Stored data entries
<<<<
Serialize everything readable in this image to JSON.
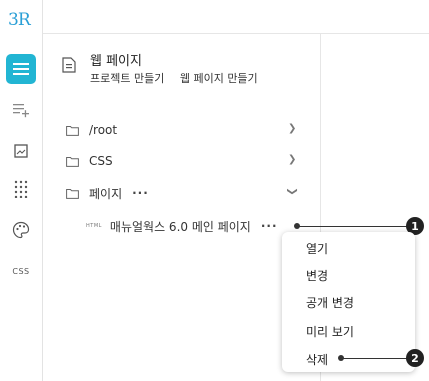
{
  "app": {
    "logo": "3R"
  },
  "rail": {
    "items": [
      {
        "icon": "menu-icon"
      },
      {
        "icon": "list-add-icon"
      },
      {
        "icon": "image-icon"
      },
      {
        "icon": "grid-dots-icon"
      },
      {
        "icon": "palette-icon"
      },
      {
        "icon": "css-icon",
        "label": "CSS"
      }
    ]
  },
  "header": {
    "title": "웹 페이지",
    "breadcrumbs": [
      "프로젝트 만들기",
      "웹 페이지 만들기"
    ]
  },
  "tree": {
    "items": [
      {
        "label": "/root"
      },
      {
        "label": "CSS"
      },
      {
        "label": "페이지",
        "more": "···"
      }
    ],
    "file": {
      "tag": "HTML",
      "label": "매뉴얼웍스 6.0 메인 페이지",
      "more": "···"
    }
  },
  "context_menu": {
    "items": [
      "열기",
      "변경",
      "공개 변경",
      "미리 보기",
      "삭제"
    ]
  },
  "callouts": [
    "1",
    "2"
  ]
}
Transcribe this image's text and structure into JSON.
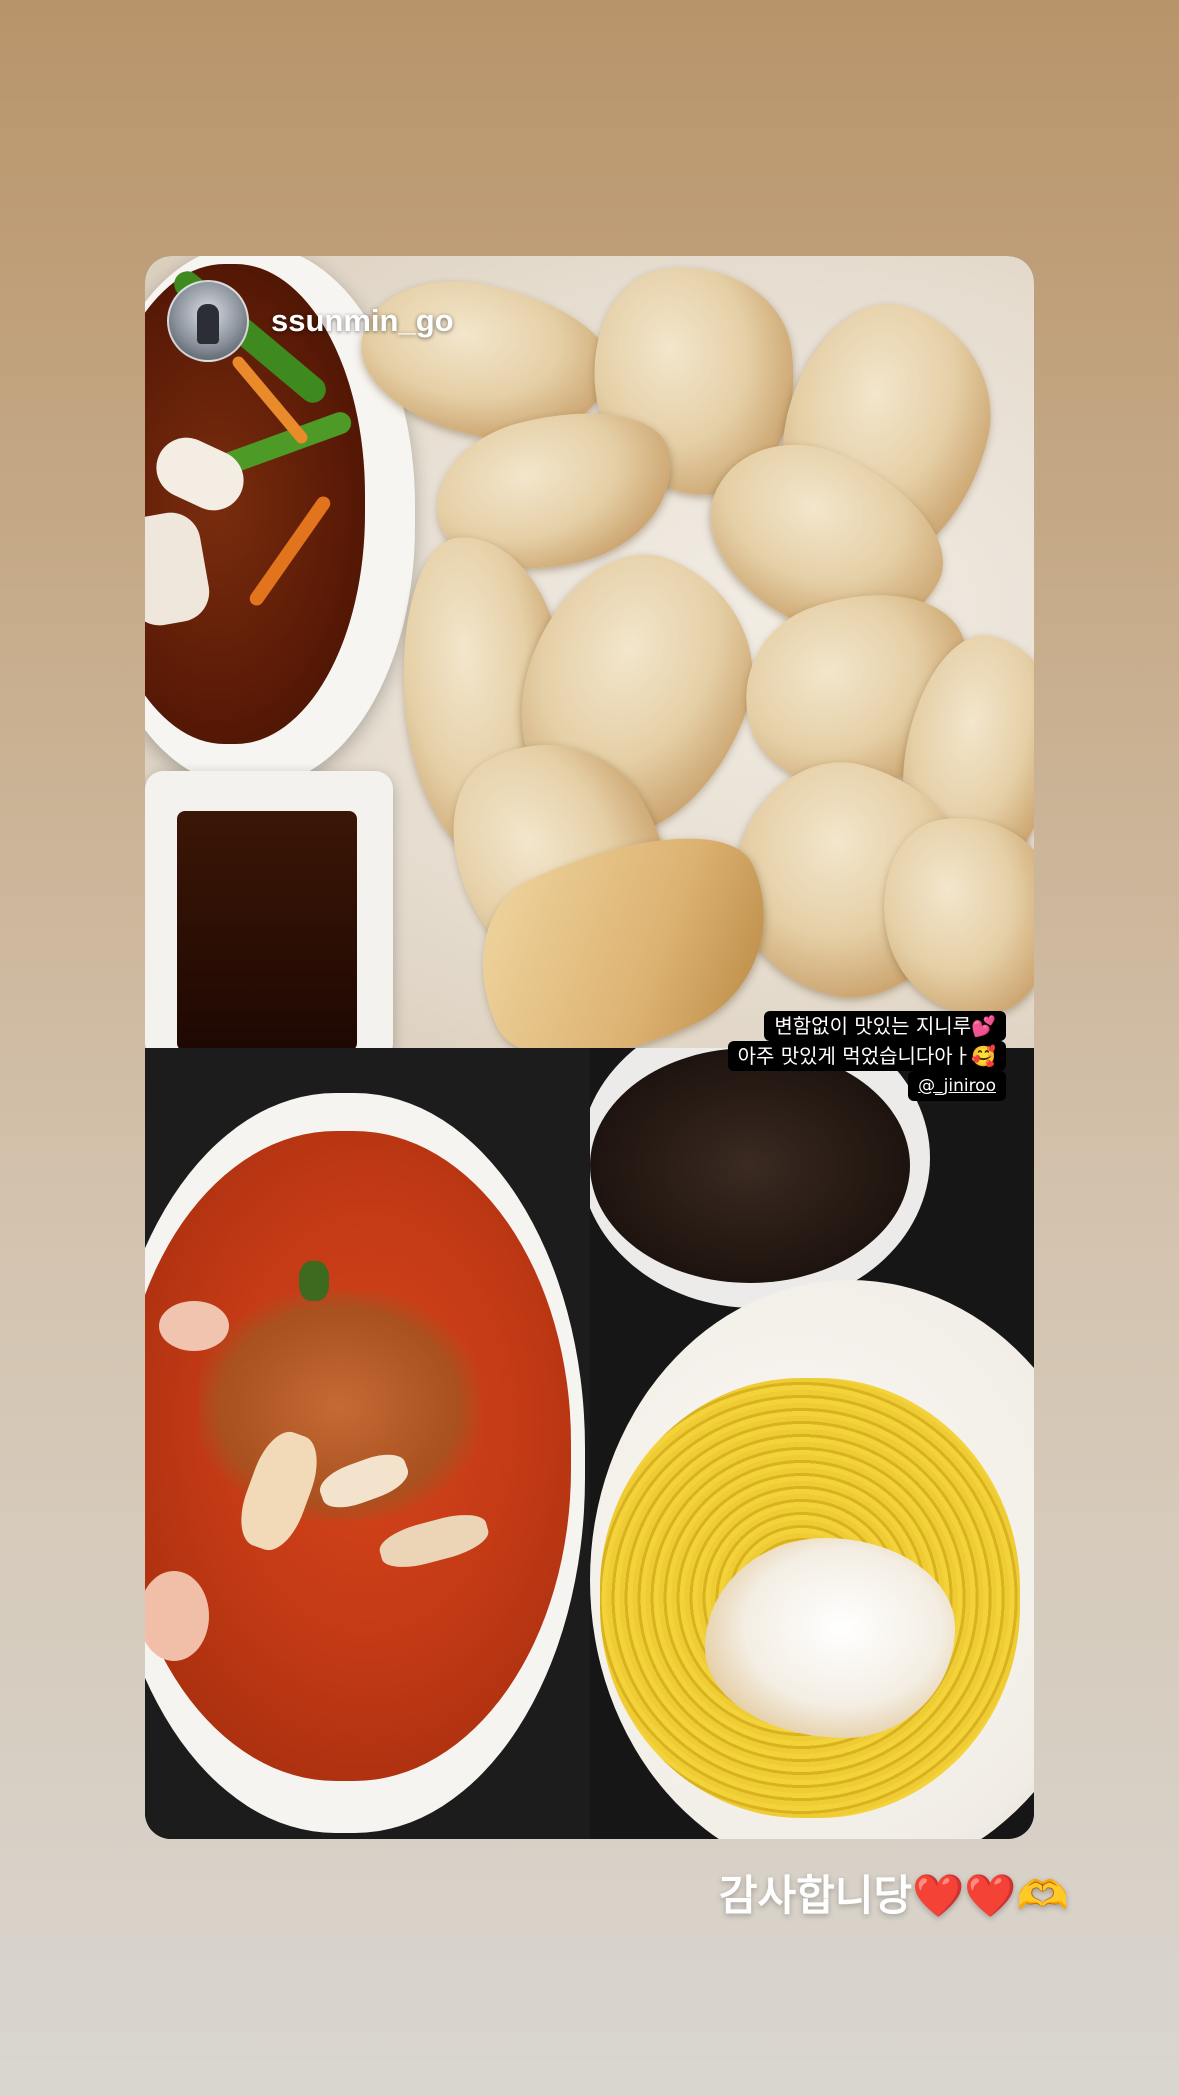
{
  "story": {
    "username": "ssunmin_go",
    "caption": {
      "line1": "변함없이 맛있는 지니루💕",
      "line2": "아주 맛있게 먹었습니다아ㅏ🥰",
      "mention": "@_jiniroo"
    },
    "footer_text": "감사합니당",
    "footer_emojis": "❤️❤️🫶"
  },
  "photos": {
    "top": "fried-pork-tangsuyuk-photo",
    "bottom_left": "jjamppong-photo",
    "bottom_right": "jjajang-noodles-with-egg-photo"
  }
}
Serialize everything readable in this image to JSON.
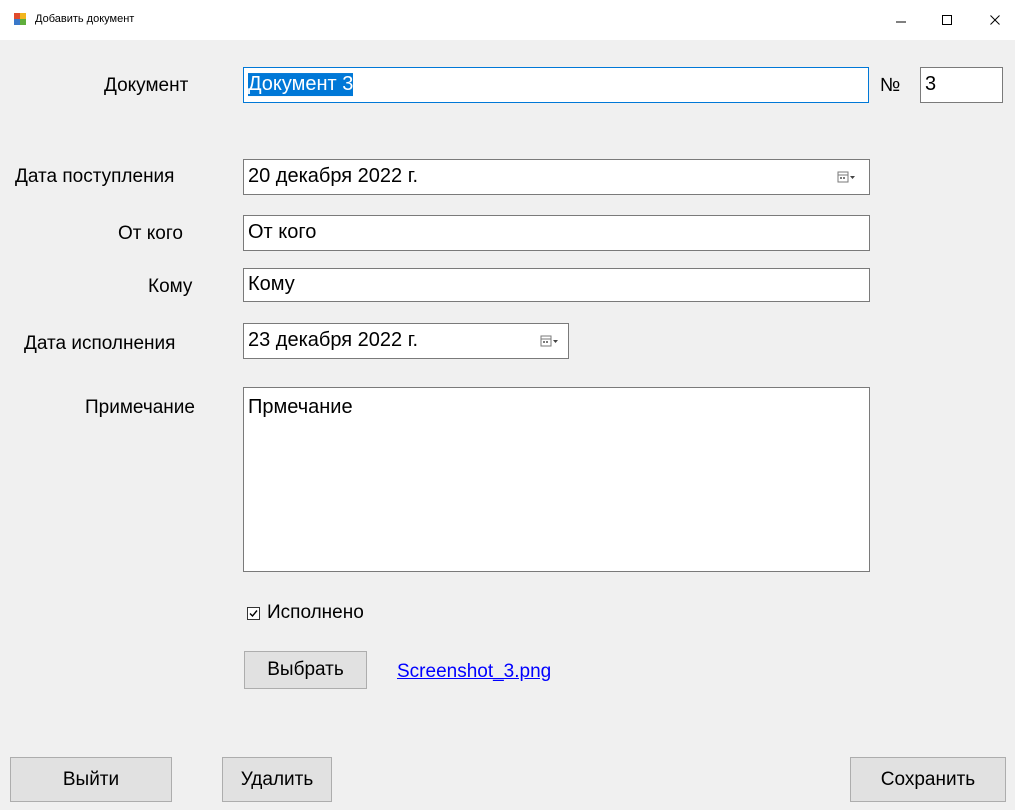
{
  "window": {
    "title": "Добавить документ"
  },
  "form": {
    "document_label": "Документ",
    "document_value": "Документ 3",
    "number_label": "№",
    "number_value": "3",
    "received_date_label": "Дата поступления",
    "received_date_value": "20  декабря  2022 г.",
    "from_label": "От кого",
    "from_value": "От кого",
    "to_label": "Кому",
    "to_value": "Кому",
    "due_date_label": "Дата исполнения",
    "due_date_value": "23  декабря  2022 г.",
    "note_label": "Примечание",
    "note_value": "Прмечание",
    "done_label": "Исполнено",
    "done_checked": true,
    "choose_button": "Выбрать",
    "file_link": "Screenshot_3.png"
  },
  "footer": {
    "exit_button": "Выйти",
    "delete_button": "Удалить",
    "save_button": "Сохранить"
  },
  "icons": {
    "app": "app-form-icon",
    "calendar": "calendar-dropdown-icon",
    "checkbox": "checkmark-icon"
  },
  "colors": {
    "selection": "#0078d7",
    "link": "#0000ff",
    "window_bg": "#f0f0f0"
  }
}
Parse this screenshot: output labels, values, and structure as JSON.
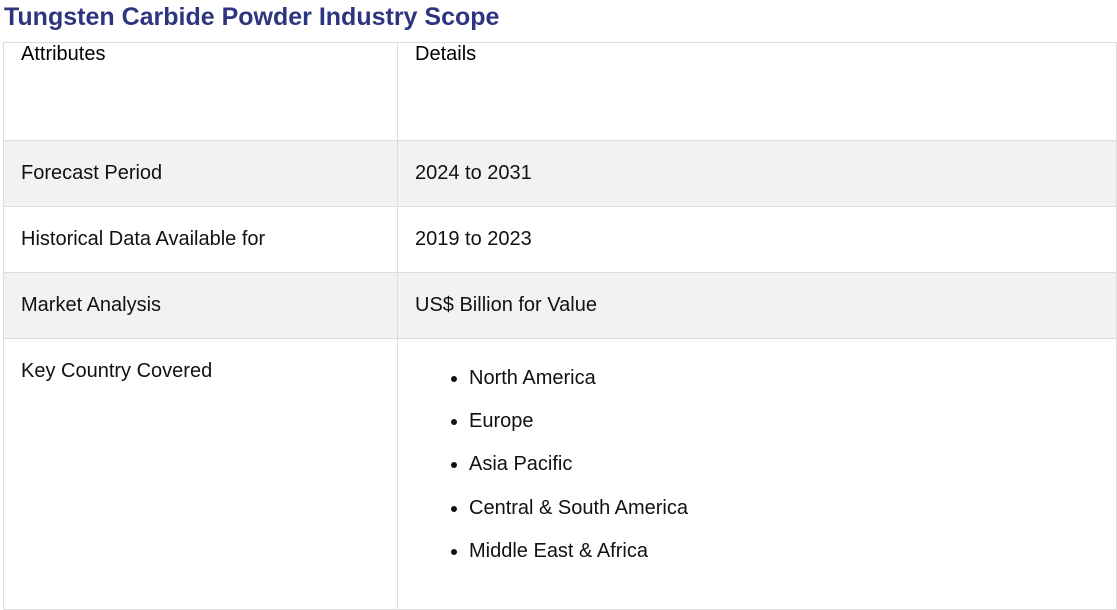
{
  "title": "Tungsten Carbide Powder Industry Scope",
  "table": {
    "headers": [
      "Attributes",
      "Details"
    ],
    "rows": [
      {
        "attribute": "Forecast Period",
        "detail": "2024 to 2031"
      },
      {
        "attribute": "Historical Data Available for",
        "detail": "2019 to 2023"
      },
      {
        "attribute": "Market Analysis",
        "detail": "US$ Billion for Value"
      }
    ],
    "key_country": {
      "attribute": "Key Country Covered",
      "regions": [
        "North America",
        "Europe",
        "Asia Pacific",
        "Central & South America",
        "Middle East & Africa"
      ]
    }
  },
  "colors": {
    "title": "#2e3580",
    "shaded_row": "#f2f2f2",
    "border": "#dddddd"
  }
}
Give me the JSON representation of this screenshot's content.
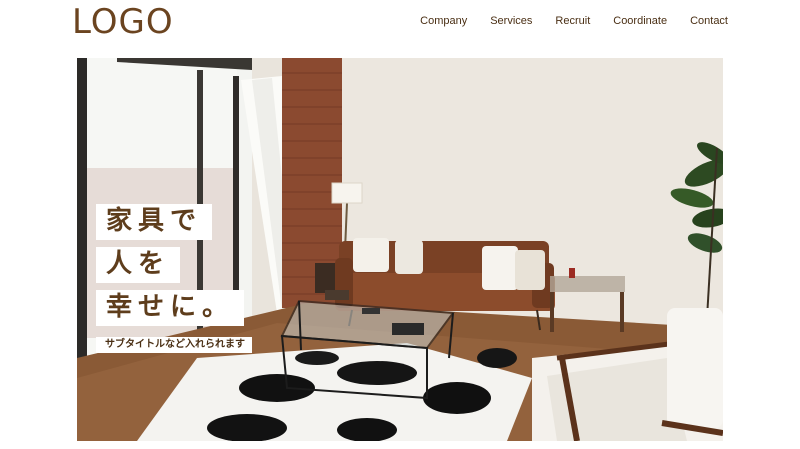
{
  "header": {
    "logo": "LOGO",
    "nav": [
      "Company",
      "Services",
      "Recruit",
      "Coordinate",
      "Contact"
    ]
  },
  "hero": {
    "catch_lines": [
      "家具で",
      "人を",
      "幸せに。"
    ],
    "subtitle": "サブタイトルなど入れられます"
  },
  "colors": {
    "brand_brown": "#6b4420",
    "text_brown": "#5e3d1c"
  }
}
>>>>
Go through the listing above and locate each line that holds the word "JSON". Copy those lines.

> _The result_
Serialize everything readable in this image to JSON.
Transcribe this image's text and structure into JSON.
Serialize everything readable in this image to JSON.
Parse this screenshot: output labels, values, and structure as JSON.
Give me the JSON representation of this screenshot's content.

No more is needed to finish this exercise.